## Work to do
Report only the number of lines in this material that include "structured".

## Records supplied

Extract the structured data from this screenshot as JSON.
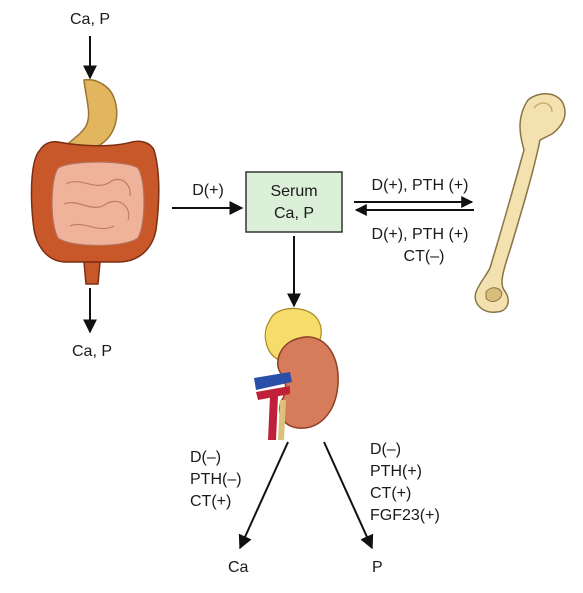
{
  "intake_label": "Ca, P",
  "excretion_label": "Ca, P",
  "gut_to_serum_label": "D(+)",
  "serum_box": {
    "line1": "Serum",
    "line2": "Ca, P",
    "fill": "#dcefd9"
  },
  "serum_to_bone_label": "D(+), PTH (+)",
  "bone_to_serum": {
    "line1": "D(+), PTH (+)",
    "line2": "CT(–)"
  },
  "kidney_calcium": {
    "lines": [
      "D(–)",
      "PTH(–)",
      "CT(+)"
    ],
    "output": "Ca"
  },
  "kidney_phosphate": {
    "lines": [
      "D(–)",
      "PTH(+)",
      "CT(+)",
      "FGF23(+)"
    ],
    "output": "P"
  },
  "colors": {
    "stomach": "#e2b65f",
    "colon": "#c8582a",
    "small_intestine": "#efb39b",
    "bone": "#f3e1b0",
    "kidney": "#d67c5b",
    "adrenal": "#f6dc6a",
    "artery": "#c0203a",
    "vein": "#2a4fa8"
  },
  "icons": [
    "digestive-tract-icon",
    "bone-icon",
    "kidney-icon"
  ]
}
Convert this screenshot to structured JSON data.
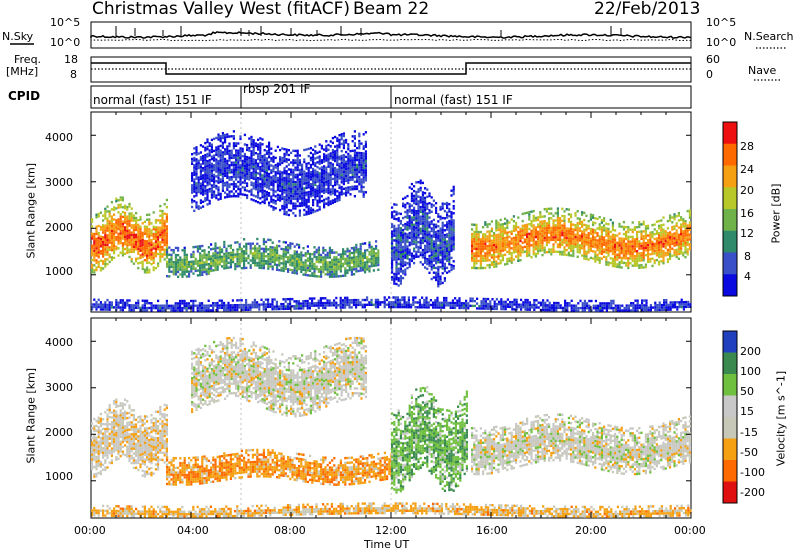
{
  "header": {
    "station": "Christmas Valley West (fitACF)",
    "beam": "Beam 22",
    "date": "22/Feb/2013"
  },
  "nsky_panel": {
    "left_label": "N.Sky",
    "right_label": "N.Search",
    "left_ticks": [
      "10^5",
      "10^0"
    ],
    "right_ticks": [
      "10^5",
      "10^0"
    ]
  },
  "freq_panel": {
    "left_label_top": "Freq.",
    "left_label_unit": "[MHz]",
    "right_label": "Nave",
    "left_ticks": [
      "18",
      "8"
    ],
    "right_ticks": [
      "60",
      "0"
    ]
  },
  "cpid": {
    "label": "CPID",
    "segments": [
      {
        "name": "normal (fast) 151 IF",
        "start_hour": 0,
        "end_hour": 6
      },
      {
        "name": "rbsp 201 IF",
        "start_hour": 6,
        "end_hour": 12
      },
      {
        "name": "normal (fast) 151 IF",
        "start_hour": 12,
        "end_hour": 24
      }
    ]
  },
  "chart_data": [
    {
      "type": "heatmap",
      "quantity": "Power",
      "ylabel": "Slant Range [km]",
      "y_ticks": [
        "1000",
        "2000",
        "3000",
        "4000"
      ],
      "ylim": [
        200,
        4500
      ],
      "xlim_hours": [
        0,
        24
      ],
      "colorbar": {
        "label": "Power [dB]",
        "ticks": [
          "4",
          "8",
          "12",
          "16",
          "20",
          "24",
          "28"
        ],
        "range": [
          0,
          30
        ],
        "colors": [
          "#0a0ae0",
          "#3a50c8",
          "#2e8a6a",
          "#6fb24a",
          "#b8c828",
          "#f5a013",
          "#ff6a00",
          "#ee1010"
        ]
      },
      "echo_regions": [
        {
          "x": [
            0.0,
            3.0
          ],
          "y": [
            1250,
            2500
          ],
          "level": 0.72
        },
        {
          "x": [
            3.0,
            11.5
          ],
          "y": [
            1050,
            1700
          ],
          "level": 0.35
        },
        {
          "x": [
            4.0,
            11.0
          ],
          "y": [
            2500,
            3900
          ],
          "level": 0.12
        },
        {
          "x": [
            12.0,
            14.5
          ],
          "y": [
            1000,
            2800
          ],
          "level": 0.15
        },
        {
          "x": [
            15.2,
            24.0
          ],
          "y": [
            1300,
            2300
          ],
          "level": 0.68
        },
        {
          "x": [
            0.0,
            24.0
          ],
          "y": [
            250,
            500
          ],
          "level": 0.12
        }
      ]
    },
    {
      "type": "heatmap",
      "quantity": "Velocity",
      "ylabel": "Slant Range [km]",
      "y_ticks": [
        "1000",
        "2000",
        "3000",
        "4000"
      ],
      "ylim": [
        200,
        4500
      ],
      "xlim_hours": [
        0,
        24
      ],
      "xlabel": "Time UT",
      "x_ticks": [
        "00:00",
        "04:00",
        "08:00",
        "12:00",
        "16:00",
        "20:00",
        "00:00"
      ],
      "colorbar": {
        "label": "Velocity [m s^-1]",
        "ticks": [
          "200",
          "100",
          "50",
          "15",
          "-15",
          "-50",
          "-100",
          "-200"
        ],
        "range": [
          -250,
          250
        ],
        "colors": [
          "#e01010",
          "#ff6a00",
          "#f5a013",
          "#c8c8b8",
          "#c8c8c8",
          "#70c040",
          "#3a8a50",
          "#2040c0"
        ]
      },
      "echo_regions": [
        {
          "x": [
            0.0,
            3.0
          ],
          "y": [
            1300,
            2600
          ],
          "velocity": -10
        },
        {
          "x": [
            3.0,
            12.0
          ],
          "y": [
            1000,
            1600
          ],
          "velocity": -60
        },
        {
          "x": [
            4.0,
            11.0
          ],
          "y": [
            2600,
            3900
          ],
          "velocity": 0
        },
        {
          "x": [
            12.0,
            15.0
          ],
          "y": [
            1000,
            2800
          ],
          "velocity": 60
        },
        {
          "x": [
            15.2,
            24.0
          ],
          "y": [
            1300,
            2300
          ],
          "velocity": 0
        },
        {
          "x": [
            0.0,
            24.0
          ],
          "y": [
            250,
            500
          ],
          "velocity": -40
        }
      ]
    }
  ]
}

## Result
2